▶ [WORK INSTRUCTIONS]:
Hunt for the word "rust" across the entries below, copying each line that holds it.

— begin —

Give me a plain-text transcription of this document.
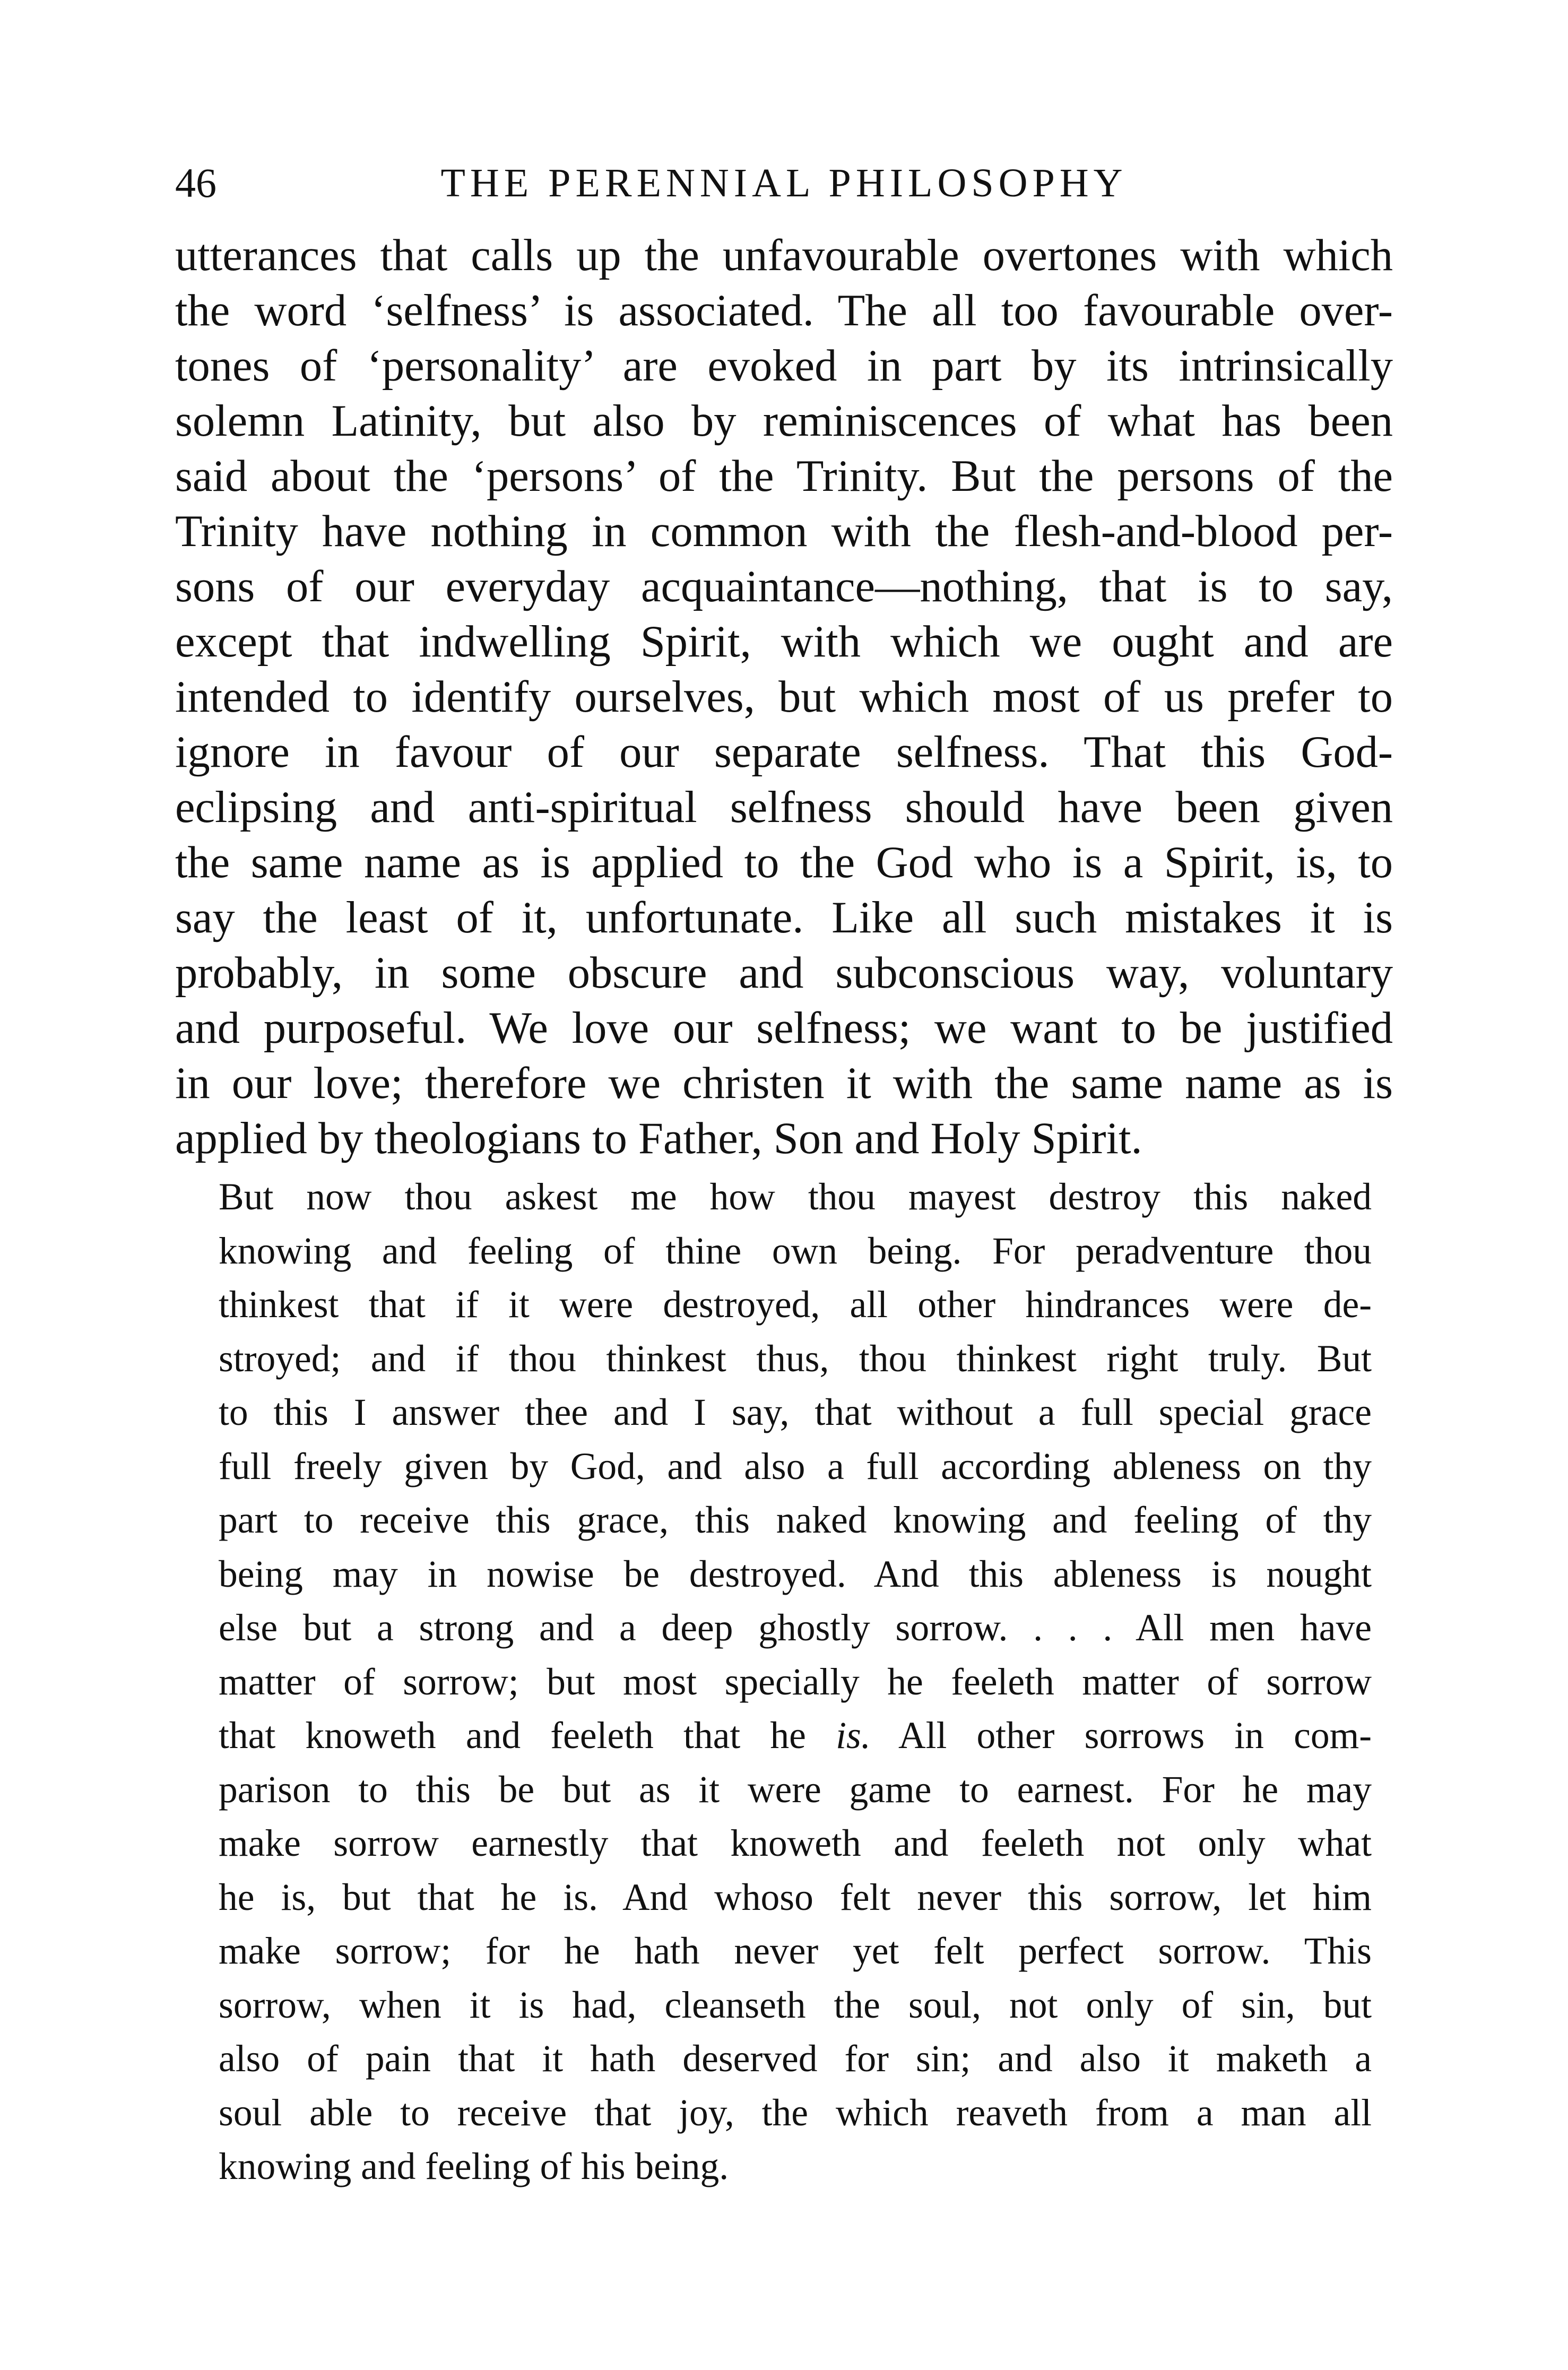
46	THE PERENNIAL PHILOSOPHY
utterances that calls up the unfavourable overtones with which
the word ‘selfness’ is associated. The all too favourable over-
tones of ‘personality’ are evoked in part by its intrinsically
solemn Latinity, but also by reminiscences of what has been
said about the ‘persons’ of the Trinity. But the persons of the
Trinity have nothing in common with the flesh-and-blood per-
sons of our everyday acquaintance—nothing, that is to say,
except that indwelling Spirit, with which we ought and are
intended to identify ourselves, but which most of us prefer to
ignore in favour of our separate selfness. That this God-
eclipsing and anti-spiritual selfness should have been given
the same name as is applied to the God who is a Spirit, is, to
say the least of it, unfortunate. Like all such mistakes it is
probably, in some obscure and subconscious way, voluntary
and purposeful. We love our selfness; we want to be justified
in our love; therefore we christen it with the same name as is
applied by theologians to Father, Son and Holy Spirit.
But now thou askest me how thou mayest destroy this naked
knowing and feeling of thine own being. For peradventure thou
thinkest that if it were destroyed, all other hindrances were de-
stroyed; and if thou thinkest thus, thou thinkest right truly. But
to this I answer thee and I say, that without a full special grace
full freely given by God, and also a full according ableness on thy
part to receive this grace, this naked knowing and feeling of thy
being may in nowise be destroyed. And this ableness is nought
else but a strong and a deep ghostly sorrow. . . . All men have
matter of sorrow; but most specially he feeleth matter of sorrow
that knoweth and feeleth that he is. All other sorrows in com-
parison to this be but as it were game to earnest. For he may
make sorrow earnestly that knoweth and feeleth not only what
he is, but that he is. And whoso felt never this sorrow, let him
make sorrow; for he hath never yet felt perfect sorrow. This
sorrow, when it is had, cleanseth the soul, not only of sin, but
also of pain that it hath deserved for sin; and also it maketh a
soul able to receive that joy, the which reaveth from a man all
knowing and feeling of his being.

— end —
— begin —

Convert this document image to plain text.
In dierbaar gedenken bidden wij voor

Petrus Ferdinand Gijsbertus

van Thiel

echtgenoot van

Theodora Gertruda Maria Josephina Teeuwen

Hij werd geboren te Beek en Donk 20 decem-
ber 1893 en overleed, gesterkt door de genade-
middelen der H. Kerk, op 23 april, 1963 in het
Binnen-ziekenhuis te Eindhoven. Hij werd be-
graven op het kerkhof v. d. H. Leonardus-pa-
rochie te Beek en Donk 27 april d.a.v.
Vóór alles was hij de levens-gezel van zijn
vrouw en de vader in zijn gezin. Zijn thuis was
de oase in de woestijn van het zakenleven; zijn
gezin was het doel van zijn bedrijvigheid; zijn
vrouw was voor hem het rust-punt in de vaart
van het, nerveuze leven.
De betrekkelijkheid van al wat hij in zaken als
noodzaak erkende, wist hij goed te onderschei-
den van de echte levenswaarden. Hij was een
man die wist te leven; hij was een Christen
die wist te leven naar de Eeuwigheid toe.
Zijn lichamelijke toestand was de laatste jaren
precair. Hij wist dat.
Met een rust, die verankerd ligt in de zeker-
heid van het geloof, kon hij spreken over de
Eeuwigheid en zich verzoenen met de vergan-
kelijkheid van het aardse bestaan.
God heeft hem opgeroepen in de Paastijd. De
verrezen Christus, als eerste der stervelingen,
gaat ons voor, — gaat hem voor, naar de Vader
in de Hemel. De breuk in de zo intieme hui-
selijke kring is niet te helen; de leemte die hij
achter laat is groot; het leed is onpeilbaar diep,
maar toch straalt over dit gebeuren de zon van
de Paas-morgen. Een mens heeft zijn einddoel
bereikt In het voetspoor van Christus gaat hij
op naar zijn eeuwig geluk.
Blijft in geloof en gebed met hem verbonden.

— end —

▶ [SOLUTION TO THIS PROBLEM]:
vrouw was voor hem het rust-punt in de vaart
Met een rust, die verankerd ligt in de zeker-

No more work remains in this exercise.